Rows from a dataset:
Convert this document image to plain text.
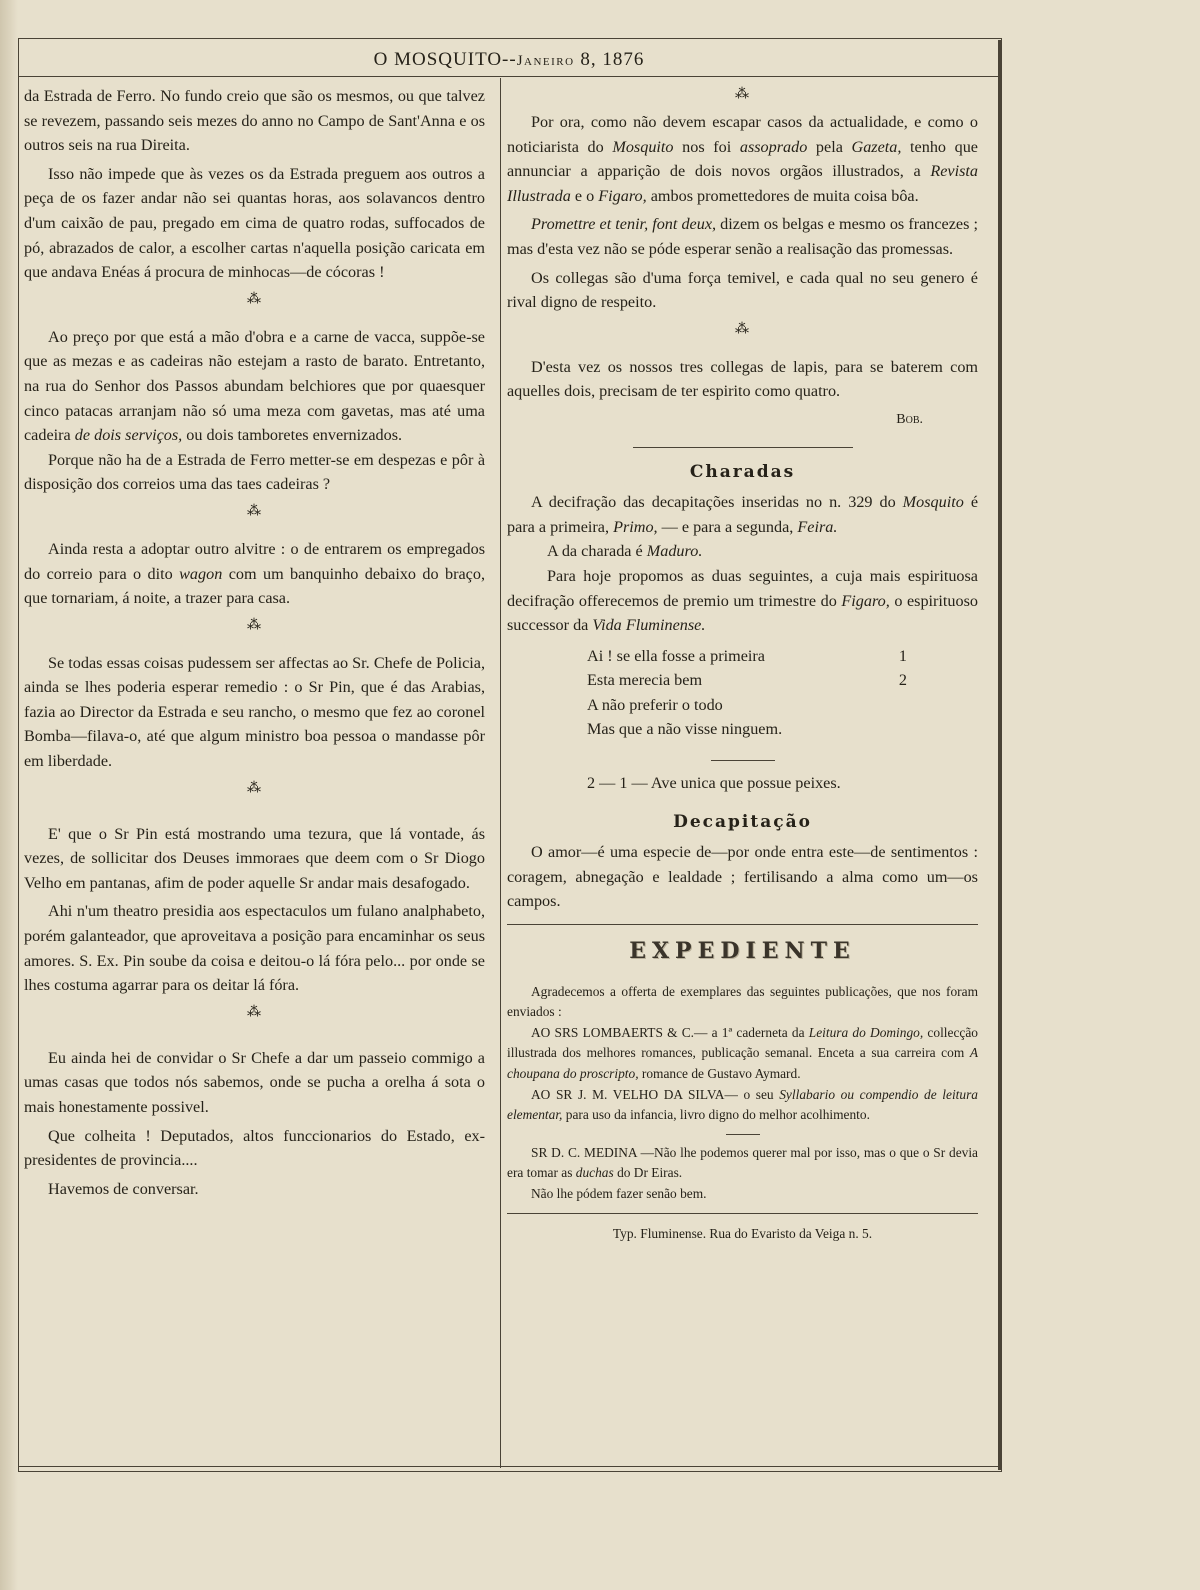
O MOSQUITO--Janeiro 8, 1876

da Estrada de Ferro. No fundo creio que são os mesmos, ou que talvez se revezem, passando seis mezes do anno no Campo de Sant'Anna e os outros seis na rua Direita.

Isso não impede que às vezes os da Estrada preguem aos outros a peça de os fazer andar não sei quantas horas, aos solavancos dentro d'um caixão de pau, pregado em cima de quatro rodas, suffocados de pó, abrazados de calor, a escolher cartas n'aquella posição caricata em que andava Enéas á procura de minhocas—de cócoras !

⁂

Ao preço por que está a mão d'obra e a carne de vacca, suppõe-se que as mezas e as cadeiras não estejam a rasto de barato. Entretanto, na rua do Senhor dos Passos abundam belchiores que por quaesquer cinco patacas arranjam não só uma meza com gavetas, mas até uma cadeira de dois serviços, ou dois tamboretes envernizados.

Porque não ha de a Estrada de Ferro metter-se em despezas e pôr à disposição dos correios uma das taes cadeiras ?

⁂

Ainda resta a adoptar outro alvitre : o de entrarem os empregados do correio para o dito wagon com um banquinho debaixo do braço, que tornariam, á noite, a trazer para casa.

⁂

Se todas essas coisas pudessem ser affectas ao Sr. Chefe de Policia, ainda se lhes poderia esperar remedio : o Sr Pin, que é das Arabias, fazia ao Director da Estrada e seu rancho, o mesmo que fez ao coronel Bomba—filava-o, até que algum ministro boa pessoa o mandasse pôr em liberdade.

⁂

E' que o Sr Pin está mostrando uma tezura, que lá vontade, ás vezes, de sollicitar dos Deuses immoraes que deem com o Sr Diogo Velho em pantanas, afim de poder aquelle Sr andar mais desafogado.

Ahi n'um theatro presidia aos espectaculos um fulano analphabeto, porém galanteador, que aproveitava a posição para encaminhar os seus amores. S. Ex. Pin soube da coisa e deitou-o lá fóra pelo... por onde se lhes costuma agarrar para os deitar lá fóra.

⁂

Eu ainda hei de convidar o Sr Chefe a dar um passeio commigo a umas casas que todos nós sabemos, onde se pucha a orelha á sota o mais honestamente possivel.

Que colheita ! Deputados, altos funccionarios do Estado, ex-presidentes de provincia....

Havemos de conversar.

⁂

Por ora, como não devem escapar casos da actualidade, e como o noticiarista do Mosquito nos foi assoprado pela Gazeta, tenho que annunciar a apparição de dois novos orgãos illustrados, a Revista Illustrada e o Figaro, ambos promettedores de muita coisa bôa.

Promettre et tenir, font deux, dizem os belgas e mesmo os francezes ; mas d'esta vez não se póde esperar senão a realisação das promessas.

Os collegas são d'uma força temivel, e cada qual no seu genero é rival digno de respeito.

⁂

D'esta vez os nossos tres collegas de lapis, para se baterem com aquelles dois, precisam de ter espirito como quatro.

Bob.
Charadas

A decifração das decapitações inseridas no n. 329 do Mosquito é para a primeira, Primo, — e para a segunda, Feira.

A da charada é Maduro.

Para hoje propomos as duas seguintes, a cuja mais espirituosa decifração offerecemos de premio um trimestre do Figaro, o espirituoso successor da Vida Fluminense.

Ai ! se ella fosse a primeira	1
Esta merecia bem	2
A não preferir o todo
Mas que a não visse ninguem.

2 — 1 — Ave unica que possue peixes.

Decapitação

O amor—é uma especie de—por onde entra este—de sentimentos : coragem, abnegação e lealdade ; fertilisando a alma como um—os campos.

EXPEDIENTE

Agradecemos a offerta de exemplares das seguintes publicações, que nos foram enviados :

AO SRS LOMBAERTS & C.— a 1ª caderneta da Leitura do Domingo, collecção illustrada dos melhores romances, publicação semanal. Enceta a sua carreira com A choupana do proscripto, romance de Gustavo Aymard.

AO SR J. M. VELHO DA SILVA— o seu Syllabario ou compendio de leitura elementar, para uso da infancia, livro digno do melhor acolhimento.

SR D. C. MEDINA —Não lhe podemos querer mal por isso, mas o que o Sr devia era tomar as duchas do Dr Eiras.

Não lhe pódem fazer senão bem.

Typ. Fluminense. Rua do Evaristo da Veiga n. 5.
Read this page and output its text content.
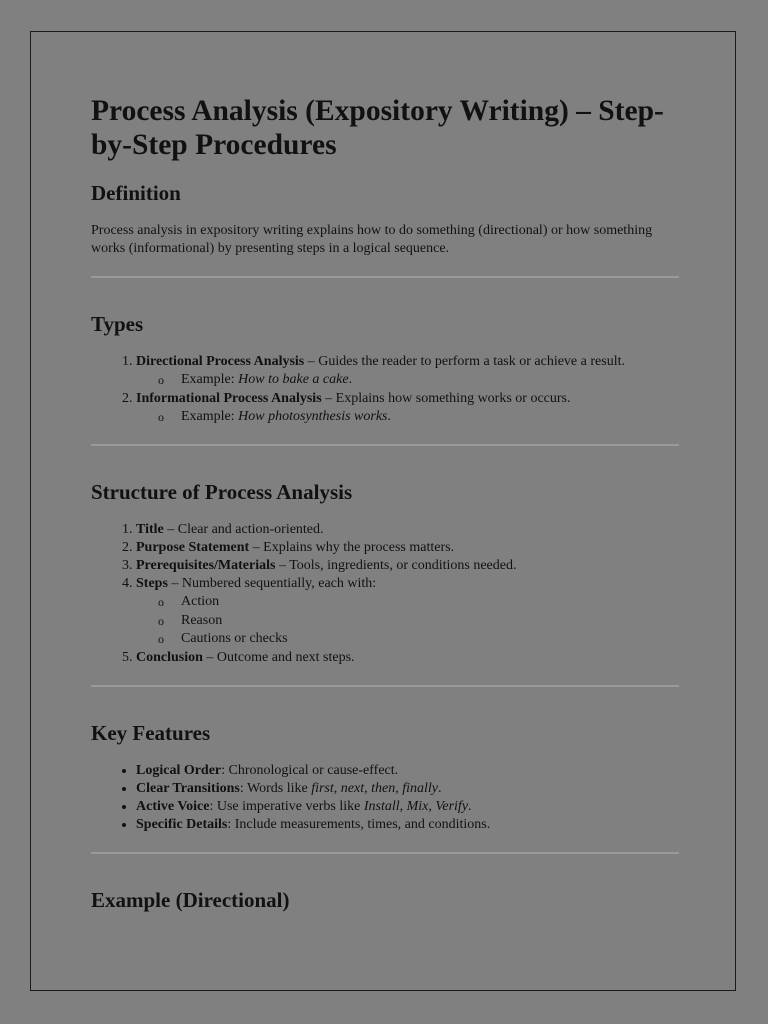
Process Analysis (Expository Writing) – Step-by-Step Procedures
Definition

Process analysis in expository writing explains how to do something (directional) or how something works (informational) by presenting steps in a logical sequence.

Types
1. Directional Process Analysis – Guides the reader to perform a task or achieve a result.
o Example: How to bake a cake.
2. Informational Process Analysis – Explains how something works or occurs.
o Example: How photosynthesis works.
Structure of Process Analysis
1. Title – Clear and action-oriented.
2. Purpose Statement – Explains why the process matters.
3. Prerequisites/Materials – Tools, ingredients, or conditions needed.
4. Steps – Numbered sequentially, each with:
o Action
o Reason
o Cautions or checks
5. Conclusion – Outcome and next steps.
Key Features
• Logical Order: Chronological or cause-effect.
• Clear Transitions: Words like first, next, then, finally.
• Active Voice: Use imperative verbs like Install, Mix, Verify.
• Specific Details: Include measurements, times, and conditions.
Example (Directional)
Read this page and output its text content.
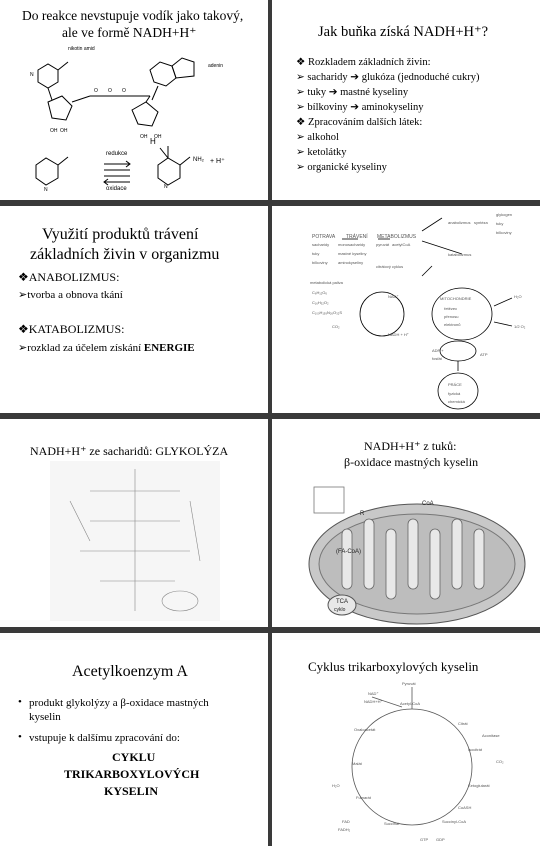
Do reakce nevstupuje vodík jako takový,
ale ve formě NADH+H⁺
O O O
OH
OH
OH OH
N
N
N
nikotin amid
adenin
redukce
oxidace
H
NH₂ + H⁺
Jak buňka získá NADH+H⁺?
❖ Rozkladem základních živin:
➢ sacharidy ➔ glukóza (jednoduché cukry)
➢ tuky ➔ mastné kyseliny
➢ bílkoviny ➔ aminokyseliny
❖ Zpracováním dalších látek:
➢ alkohol
➢ ketolátky
➢ organické kyseliny
Využití produktů trávení
základních živin v organizmu
❖ANABOLIZMUS:
➢tvorba a obnova tkání
❖KATABOLIZMUS:
➢rozklad za účelem získání ENERGIE
POTRAVA TRÁVENÍ METABOLIZMUS
sacharidy monosacharidy	pyruvát acetylCoA
tuky	mastné kyseliny
bílkoviny	aminokyseliny
citrátový cyklus
anabolizmus syntéza
glykogen
tuky
bílkoviny
katabolizmus
metabolická paliva
C₆H₁₂O₆
C₁₆H₃₂O₂
C₁₀₀H₁₅₉N₂₆O₃₂S
CO₂
NAD⁺
NADH + H⁺
MITOCHONDRIE
řetězec
přenosu
elektronů
H₂O
1/2 O₂
ADP +
fosfát
ATP
PRÁCE
fyzická
chemická
NADH+H⁺ ze sacharidů: GLYKOLÝZA	NADH+H⁺ z tuků:
β-oxidace mastných kyselin
CoA
(FA-CoA)
TCA
cyklo
R
Acetylkoenzym A
• produkt glykolýzy a β-oxidace mastných
kyselin
• vstupuje k dalšímu zpracování do:
CYKLU
TRIKARBOXYLOVÝCH
KYSELIN
Cyklus trikarboxylových kyselin
Pyruvát
Acetyl-CoA
Citrát
Aconitase
Isocitrát
Ketoglutarát
Succinyl-CoA
Succinát
Fumarát
Malát
Oxaloacetát
NAD⁺
NADH+H⁺
CO₂
H₂O
FAD
FADH₂
GTP GDP
CoASH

● Problem statement
Return all of the data exactly as written, and drop the pictures.

● Problem solution
Convert this document image to plain text.
O MOSQUITO--Janeiro 8, 1876

da Estrada de Ferro. No fundo creio que são os mesmos, ou que talvez se revezem, passando seis mezes do anno no Campo de Sant'Anna e os outros seis na rua Direita.

Isso não impede que às vezes os da Estrada preguem aos outros a peça de os fazer andar não sei quantas horas, aos solavancos dentro d'um caixão de pau, pregado em cima de quatro rodas, suffocados de pó, abrazados de calor, a escolher cartas n'aquella posição caricata em que andava Enéas á procura de minhocas—de cócoras !

⁂

Ao preço por que está a mão d'obra e a carne de vacca, suppõe-se que as mezas e as cadeiras não estejam a rasto de barato. Entretanto, na rua do Senhor dos Passos abundam belchiores que por quaesquer cinco patacas arranjam não só uma meza com gavetas, mas até uma cadeira de dois serviços, ou dois tamboretes envernizados.

Porque não ha de a Estrada de Ferro metter-se em despezas e pôr à disposição dos correios uma das taes cadeiras ?

⁂

Ainda resta a adoptar outro alvitre : o de entrarem os empregados do correio para o dito wagon com um banquinho debaixo do braço, que tornariam, á noite, a trazer para casa.

⁂

Se todas essas coisas pudessem ser affectas ao Sr. Chefe de Policia, ainda se lhes poderia esperar remedio : o Sr Pin, que é das Arabias, fazia ao Director da Estrada e seu rancho, o mesmo que fez ao coronel Bomba—filava-o, até que algum ministro boa pessoa o mandasse pôr em liberdade.

⁂

E' que o Sr Pin está mostrando uma tezura, que lá vontade, ás vezes, de sollicitar dos Deuses immoraes que deem com o Sr Diogo Velho em pantanas, afim de poder aquelle Sr andar mais desafogado.

Ahi n'um theatro presidia aos espectaculos um fulano analphabeto, porém galanteador, que aproveitava a posição para encaminhar os seus amores. S. Ex. Pin soube da coisa e deitou-o lá fóra pelo... por onde se lhes costuma agarrar para os deitar lá fóra.

⁂

Eu ainda hei de convidar o Sr Chefe a dar um passeio commigo a umas casas que todos nós sabemos, onde se pucha a orelha á sota o mais honestamente possivel.

Que colheita ! Deputados, altos funccionarios do Estado, ex-presidentes de provincia....

Havemos de conversar.

⁂

Por ora, como não devem escapar casos da actualidade, e como o noticiarista do Mosquito nos foi assoprado pela Gazeta, tenho que annunciar a apparição de dois novos orgãos illustrados, a Revista Illustrada e o Figaro, ambos promettedores de muita coisa bôa.

Promettre et tenir, font deux, dizem os belgas e mesmo os francezes ; mas d'esta vez não se póde esperar senão a realisação das promessas.

Os collegas são d'uma força temivel, e cada qual no seu genero é rival digno de respeito.

⁂

D'esta vez os nossos tres collegas de lapis, para se baterem com aquelles dois, precisam de ter espirito como quatro.

Bob.
Charadas

A decifração das decapitações inseridas no n. 329 do Mosquito é para a primeira, Primo, — e para a segunda, Feira.

A da charada é Maduro.

Para hoje propomos as duas seguintes, a cuja mais espirituosa decifração offerecemos de premio um trimestre do Figaro, o espirituoso successor da Vida Fluminense.

Ai ! se ella fosse a primeira	1
Esta merecia bem	2
A não preferir o todo
Mas que a não visse ninguem.

2 — 1 — Ave unica que possue peixes.

Decapitação

O amor—é uma especie de—por onde entra este—de sentimentos : coragem, abnegação e lealdade ; fertilisando a alma como um—os campos.

EXPEDIENTE

Agradecemos a offerta de exemplares das seguintes publicações, que nos foram enviados :

AO SRS LOMBAERTS & C.— a 1ª caderneta da Leitura do Domingo, collecção illustrada dos melhores romances, publicação semanal. Enceta a sua carreira com A choupana do proscripto, romance de Gustavo Aymard.

AO SR J. M. VELHO DA SILVA— o seu Syllabario ou compendio de leitura elementar, para uso da infancia, livro digno do melhor acolhimento.

SR D. C. MEDINA —Não lhe podemos querer mal por isso, mas o que o Sr devia era tomar as duchas do Dr Eiras.

Não lhe pódem fazer senão bem.

Typ. Fluminense. Rua do Evaristo da Veiga n. 5.
Read this page and output its text content.
Process Analysis (Expository Writing) – Step-by-Step Procedures
Definition

Process analysis in expository writing explains how to do something (directional) or how something works (informational) by presenting steps in a logical sequence.

Types
1. Directional Process Analysis – Guides the reader to perform a task or achieve a result.
o Example: How to bake a cake.
2. Informational Process Analysis – Explains how something works or occurs.
o Example: How photosynthesis works.
Structure of Process Analysis
1. Title – Clear and action-oriented.
2. Purpose Statement – Explains why the process matters.
3. Prerequisites/Materials – Tools, ingredients, or conditions needed.
4. Steps – Numbered sequentially, each with:
o Action
o Reason
o Cautions or checks
5. Conclusion – Outcome and next steps.
Key Features
• Logical Order: Chronological or cause-effect.
• Clear Transitions: Words like first, next, then, finally.
• Active Voice: Use imperative verbs like Install, Mix, Verify.
• Specific Details: Include measurements, times, and conditions.
Example (Directional)
Read this page and output its text content.
Do reakce nevstupuje vodík jako takový,
ale ve formě NADH+H⁺
O O O
OH
OH
OH OH
N
N
N
nikotin amid
adenin
redukce
oxidace
H
NH₂ + H⁺
Jak buňka získá NADH+H⁺?
❖ Rozkladem základních živin:
➢ sacharidy ➔ glukóza (jednoduché cukry)
➢ tuky ➔ mastné kyseliny
➢ bílkoviny ➔ aminokyseliny
❖ Zpracováním dalších látek:
➢ alkohol
➢ ketolátky
➢ organické kyseliny
Využití produktů trávení
základních živin v organizmu
❖ANABOLIZMUS:
➢tvorba a obnova tkání
❖KATABOLIZMUS:
➢rozklad za účelem získání ENERGIE
POTRAVA TRÁVENÍ METABOLIZMUS
sacharidy monosacharidy	pyruvát acetylCoA
tuky	mastné kyseliny
bílkoviny	aminokyseliny
citrátový cyklus
anabolizmus syntéza
glykogen
tuky
bílkoviny
katabolizmus
metabolická paliva
C₆H₁₂O₆
C₁₆H₃₂O₂
C₁₀₀H₁₅₉N₂₆O₃₂S
CO₂
NAD⁺
NADH + H⁺
MITOCHONDRIE
řetězec
přenosu
elektronů
H₂O
1/2 O₂
ADP +
fosfát
ATP
PRÁCE
fyzická
chemická
NADH+H⁺ ze sacharidů: GLYKOLÝZA	NADH+H⁺ z tuků:
β-oxidace mastných kyselin
CoA
(FA-CoA)
TCA
cyklo
R
Acetylkoenzym A
• produkt glykolýzy a β-oxidace mastných
kyselin
• vstupuje k dalšímu zpracování do:
CYKLU
TRIKARBOXYLOVÝCH
KYSELIN
Cyklus trikarboxylových kyselin
Pyruvát
Acetyl-CoA
Citrát
Aconitase
Isocitrát
Ketoglutarát
Succinyl-CoA
Succinát
Fumarát
Malát
Oxaloacetát
NAD⁺
NADH+H⁺
CO₂
H₂O
FAD
FADH₂
GTP GDP
CoASH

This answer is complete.